### THE DATA
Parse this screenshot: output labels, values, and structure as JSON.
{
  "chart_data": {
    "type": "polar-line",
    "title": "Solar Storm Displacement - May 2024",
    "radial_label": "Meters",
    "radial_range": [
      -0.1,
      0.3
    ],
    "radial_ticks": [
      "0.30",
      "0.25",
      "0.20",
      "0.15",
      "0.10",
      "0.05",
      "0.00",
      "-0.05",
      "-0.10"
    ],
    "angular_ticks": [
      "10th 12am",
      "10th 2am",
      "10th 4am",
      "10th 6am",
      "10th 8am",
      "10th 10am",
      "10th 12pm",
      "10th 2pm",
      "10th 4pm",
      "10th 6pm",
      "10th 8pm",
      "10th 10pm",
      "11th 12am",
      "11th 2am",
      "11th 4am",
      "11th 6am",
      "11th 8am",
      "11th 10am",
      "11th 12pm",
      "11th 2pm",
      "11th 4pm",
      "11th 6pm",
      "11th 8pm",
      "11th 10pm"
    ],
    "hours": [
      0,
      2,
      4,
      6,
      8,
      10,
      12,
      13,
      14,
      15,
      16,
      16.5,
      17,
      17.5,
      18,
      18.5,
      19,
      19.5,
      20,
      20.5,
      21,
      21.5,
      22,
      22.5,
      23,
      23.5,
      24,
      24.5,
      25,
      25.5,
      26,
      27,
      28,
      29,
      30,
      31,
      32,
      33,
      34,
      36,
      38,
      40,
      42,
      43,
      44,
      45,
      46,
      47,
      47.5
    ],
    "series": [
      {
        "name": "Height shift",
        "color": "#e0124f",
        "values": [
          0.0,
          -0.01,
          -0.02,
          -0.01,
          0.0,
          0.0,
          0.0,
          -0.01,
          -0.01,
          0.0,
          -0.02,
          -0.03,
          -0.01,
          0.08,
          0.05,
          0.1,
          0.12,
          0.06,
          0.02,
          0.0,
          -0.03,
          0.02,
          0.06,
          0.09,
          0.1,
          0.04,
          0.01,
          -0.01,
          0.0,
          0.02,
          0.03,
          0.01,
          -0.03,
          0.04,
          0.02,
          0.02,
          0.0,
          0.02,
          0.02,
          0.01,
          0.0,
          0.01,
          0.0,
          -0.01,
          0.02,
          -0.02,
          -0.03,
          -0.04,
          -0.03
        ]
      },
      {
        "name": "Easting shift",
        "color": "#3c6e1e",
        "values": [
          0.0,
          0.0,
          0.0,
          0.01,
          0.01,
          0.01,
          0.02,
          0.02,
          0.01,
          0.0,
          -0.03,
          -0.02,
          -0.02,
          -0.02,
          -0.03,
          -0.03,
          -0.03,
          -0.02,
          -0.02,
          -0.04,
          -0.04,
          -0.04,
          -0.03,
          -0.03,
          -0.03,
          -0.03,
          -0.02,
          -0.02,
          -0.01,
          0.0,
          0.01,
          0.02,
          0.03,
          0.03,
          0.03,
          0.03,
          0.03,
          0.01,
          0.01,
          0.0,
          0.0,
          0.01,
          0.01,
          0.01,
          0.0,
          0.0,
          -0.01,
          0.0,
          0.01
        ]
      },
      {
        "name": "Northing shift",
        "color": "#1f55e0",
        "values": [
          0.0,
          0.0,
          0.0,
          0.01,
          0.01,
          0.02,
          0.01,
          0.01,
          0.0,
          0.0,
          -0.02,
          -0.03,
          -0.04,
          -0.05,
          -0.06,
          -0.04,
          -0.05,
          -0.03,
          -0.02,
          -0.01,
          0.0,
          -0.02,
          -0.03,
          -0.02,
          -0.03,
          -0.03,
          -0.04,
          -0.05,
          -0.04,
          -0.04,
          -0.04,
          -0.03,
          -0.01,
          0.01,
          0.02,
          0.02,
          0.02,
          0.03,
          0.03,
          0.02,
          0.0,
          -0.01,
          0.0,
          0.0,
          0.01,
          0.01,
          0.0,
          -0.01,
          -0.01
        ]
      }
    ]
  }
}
######
◆ TASK GOAL:
Find the word "shift" in the data and show each line that holds it.

◆ WRITTEN REPLY:
        "name": "Height shift",
        "name": "Easting shift",
        "name": "Northing shift",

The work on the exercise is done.